• Exercise description
Wherever "Checklist" appears in a line, list that line.

• Input for this task
** start **

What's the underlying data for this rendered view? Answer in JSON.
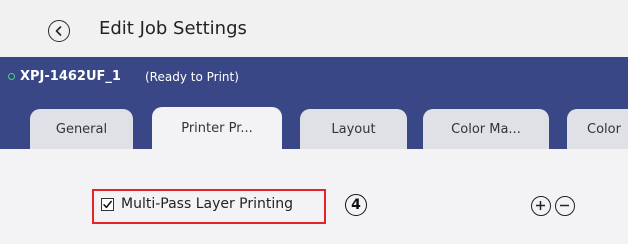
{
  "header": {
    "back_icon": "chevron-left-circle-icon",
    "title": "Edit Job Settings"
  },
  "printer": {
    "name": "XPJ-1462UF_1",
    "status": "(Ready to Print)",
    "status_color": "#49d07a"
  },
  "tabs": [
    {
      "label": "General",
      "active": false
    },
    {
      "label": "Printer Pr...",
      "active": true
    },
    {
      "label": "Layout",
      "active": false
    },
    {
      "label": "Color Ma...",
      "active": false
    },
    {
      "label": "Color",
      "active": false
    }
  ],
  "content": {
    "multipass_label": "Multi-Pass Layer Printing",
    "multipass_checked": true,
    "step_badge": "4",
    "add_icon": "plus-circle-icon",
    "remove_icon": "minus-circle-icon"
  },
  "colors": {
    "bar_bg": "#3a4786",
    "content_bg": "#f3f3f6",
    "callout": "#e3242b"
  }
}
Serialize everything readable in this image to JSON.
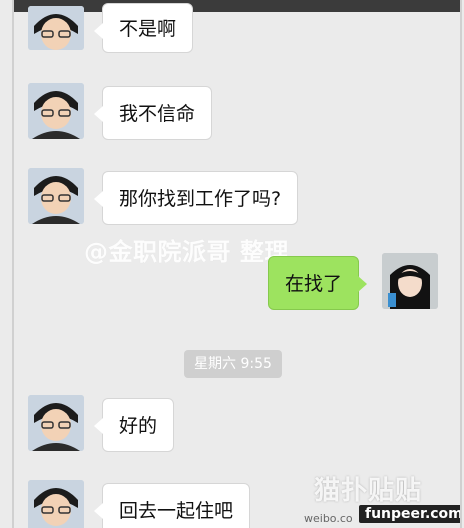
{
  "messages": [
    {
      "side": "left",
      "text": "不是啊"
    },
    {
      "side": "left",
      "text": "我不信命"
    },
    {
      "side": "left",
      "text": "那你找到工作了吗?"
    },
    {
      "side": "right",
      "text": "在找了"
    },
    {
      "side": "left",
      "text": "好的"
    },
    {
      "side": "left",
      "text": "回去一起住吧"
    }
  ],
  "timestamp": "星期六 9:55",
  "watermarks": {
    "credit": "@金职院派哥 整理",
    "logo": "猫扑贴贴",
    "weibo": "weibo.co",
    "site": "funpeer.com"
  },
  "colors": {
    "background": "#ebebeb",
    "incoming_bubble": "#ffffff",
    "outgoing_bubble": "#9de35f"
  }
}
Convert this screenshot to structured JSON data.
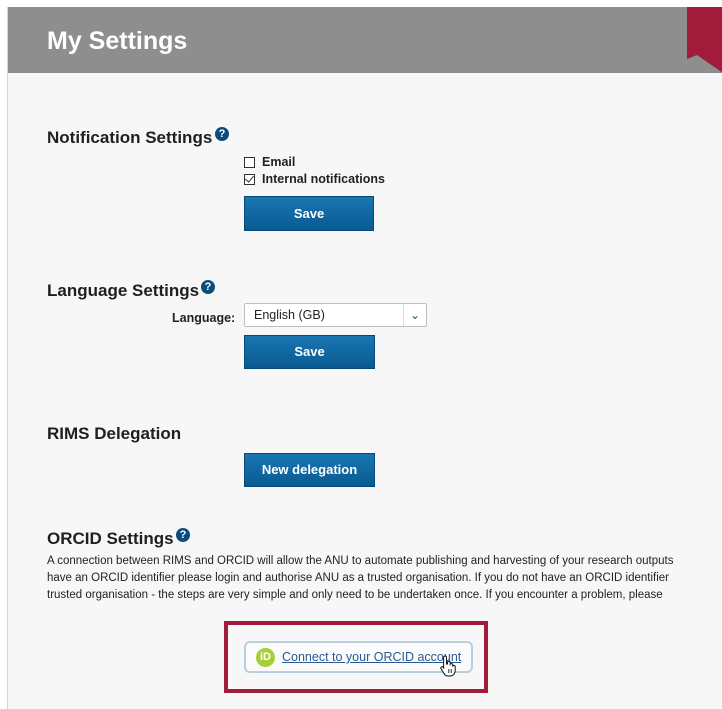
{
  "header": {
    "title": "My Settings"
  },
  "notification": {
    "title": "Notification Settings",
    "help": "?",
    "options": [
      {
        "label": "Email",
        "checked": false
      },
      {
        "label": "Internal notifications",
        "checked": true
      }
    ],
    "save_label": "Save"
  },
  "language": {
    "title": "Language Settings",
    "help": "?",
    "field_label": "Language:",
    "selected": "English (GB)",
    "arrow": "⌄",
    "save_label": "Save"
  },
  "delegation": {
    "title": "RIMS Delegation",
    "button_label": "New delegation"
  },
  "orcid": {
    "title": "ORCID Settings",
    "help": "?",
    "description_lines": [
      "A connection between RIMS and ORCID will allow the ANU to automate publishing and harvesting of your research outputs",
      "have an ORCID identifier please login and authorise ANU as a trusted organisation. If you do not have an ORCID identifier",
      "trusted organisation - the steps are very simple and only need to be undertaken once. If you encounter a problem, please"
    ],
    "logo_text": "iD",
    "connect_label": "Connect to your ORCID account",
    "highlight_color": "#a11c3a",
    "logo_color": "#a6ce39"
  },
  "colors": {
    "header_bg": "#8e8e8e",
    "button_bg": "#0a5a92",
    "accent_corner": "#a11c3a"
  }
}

** end **
** start **

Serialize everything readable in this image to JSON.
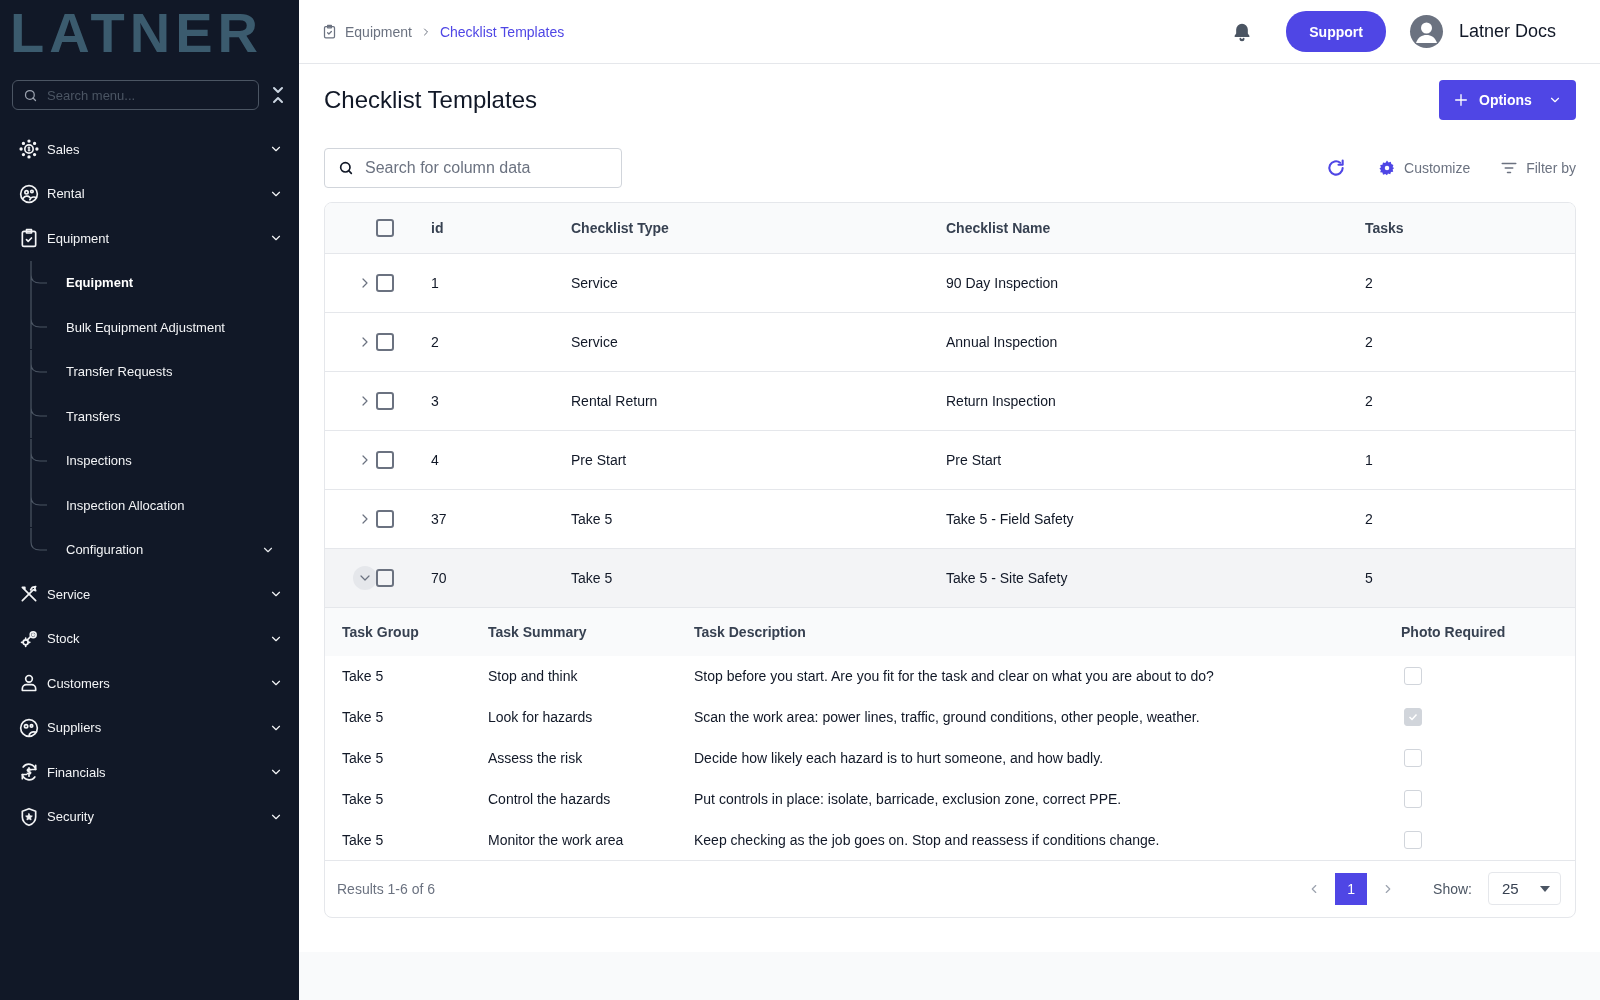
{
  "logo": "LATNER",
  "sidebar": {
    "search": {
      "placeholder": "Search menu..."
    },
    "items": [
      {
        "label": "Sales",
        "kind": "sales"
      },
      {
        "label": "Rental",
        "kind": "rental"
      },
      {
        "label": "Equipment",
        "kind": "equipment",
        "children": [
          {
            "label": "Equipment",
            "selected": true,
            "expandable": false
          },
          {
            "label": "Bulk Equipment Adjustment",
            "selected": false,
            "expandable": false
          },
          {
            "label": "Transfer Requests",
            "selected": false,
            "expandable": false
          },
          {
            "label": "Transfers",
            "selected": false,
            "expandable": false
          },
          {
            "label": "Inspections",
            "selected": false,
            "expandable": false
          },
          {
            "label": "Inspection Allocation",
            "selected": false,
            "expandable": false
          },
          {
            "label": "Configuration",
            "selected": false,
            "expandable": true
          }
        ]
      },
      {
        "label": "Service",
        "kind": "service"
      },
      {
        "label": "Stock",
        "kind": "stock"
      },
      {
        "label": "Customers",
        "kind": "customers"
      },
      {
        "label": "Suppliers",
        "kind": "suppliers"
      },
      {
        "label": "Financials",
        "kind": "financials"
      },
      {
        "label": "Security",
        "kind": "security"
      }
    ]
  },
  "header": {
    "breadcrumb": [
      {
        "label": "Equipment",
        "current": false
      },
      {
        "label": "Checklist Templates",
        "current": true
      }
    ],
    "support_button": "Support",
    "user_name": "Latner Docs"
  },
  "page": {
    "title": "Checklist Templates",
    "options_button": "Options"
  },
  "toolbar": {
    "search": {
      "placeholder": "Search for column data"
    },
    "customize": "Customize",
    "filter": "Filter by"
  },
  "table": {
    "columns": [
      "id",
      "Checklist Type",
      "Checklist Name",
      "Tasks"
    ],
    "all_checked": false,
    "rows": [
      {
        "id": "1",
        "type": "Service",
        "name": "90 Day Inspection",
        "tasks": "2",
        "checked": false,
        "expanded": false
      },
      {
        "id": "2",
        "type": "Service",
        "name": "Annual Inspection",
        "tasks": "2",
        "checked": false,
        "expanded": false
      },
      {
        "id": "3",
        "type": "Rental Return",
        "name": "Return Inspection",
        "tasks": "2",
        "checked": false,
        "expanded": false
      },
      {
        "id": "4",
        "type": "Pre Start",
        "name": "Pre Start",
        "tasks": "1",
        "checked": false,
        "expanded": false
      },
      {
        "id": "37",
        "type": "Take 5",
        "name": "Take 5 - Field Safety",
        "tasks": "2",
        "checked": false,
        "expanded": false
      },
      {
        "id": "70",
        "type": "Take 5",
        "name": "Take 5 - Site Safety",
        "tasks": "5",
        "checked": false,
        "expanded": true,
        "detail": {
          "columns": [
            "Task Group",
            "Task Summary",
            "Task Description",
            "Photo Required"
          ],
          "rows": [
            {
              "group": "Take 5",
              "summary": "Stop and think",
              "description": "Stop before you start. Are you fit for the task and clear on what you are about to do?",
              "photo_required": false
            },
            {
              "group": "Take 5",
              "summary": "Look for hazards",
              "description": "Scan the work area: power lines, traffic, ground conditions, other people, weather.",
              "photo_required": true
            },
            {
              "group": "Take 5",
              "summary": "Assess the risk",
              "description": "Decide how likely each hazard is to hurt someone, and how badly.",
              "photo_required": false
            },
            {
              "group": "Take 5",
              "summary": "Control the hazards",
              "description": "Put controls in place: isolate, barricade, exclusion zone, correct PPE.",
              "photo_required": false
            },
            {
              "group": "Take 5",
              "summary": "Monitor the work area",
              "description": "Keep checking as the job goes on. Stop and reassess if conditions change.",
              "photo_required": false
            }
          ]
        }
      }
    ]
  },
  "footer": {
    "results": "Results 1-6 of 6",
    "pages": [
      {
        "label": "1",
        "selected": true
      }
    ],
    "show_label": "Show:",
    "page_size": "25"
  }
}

** end **

• Full answer
        "label": "Checklist Templates",
    "title": "Checklist Templates",
      "Checklist Type",
      "Checklist Name",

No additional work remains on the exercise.